▼

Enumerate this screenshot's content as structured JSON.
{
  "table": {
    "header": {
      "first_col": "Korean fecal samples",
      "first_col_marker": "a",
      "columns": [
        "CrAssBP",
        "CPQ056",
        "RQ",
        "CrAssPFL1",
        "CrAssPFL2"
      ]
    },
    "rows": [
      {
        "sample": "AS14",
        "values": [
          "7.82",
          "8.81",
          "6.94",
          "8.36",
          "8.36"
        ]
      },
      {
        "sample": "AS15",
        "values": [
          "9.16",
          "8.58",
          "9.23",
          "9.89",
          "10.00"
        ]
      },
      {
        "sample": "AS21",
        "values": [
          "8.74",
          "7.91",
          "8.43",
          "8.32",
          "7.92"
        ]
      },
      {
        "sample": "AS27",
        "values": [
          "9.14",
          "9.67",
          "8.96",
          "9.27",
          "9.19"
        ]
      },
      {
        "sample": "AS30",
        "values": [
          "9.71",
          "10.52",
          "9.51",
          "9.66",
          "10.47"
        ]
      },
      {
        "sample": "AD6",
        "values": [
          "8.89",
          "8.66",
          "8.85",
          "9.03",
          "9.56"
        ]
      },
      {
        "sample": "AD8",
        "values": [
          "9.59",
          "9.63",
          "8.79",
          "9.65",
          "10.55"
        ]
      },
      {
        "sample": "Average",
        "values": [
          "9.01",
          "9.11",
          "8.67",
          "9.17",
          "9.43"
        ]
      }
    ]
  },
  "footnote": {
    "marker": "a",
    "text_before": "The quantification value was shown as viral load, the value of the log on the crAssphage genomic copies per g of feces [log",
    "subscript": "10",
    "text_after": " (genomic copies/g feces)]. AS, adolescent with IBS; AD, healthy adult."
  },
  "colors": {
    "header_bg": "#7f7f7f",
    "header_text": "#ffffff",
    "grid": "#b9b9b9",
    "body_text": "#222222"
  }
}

▲

### Work task
Going through the data, tally the lines containing "copies" and report only the result.

### Solution
2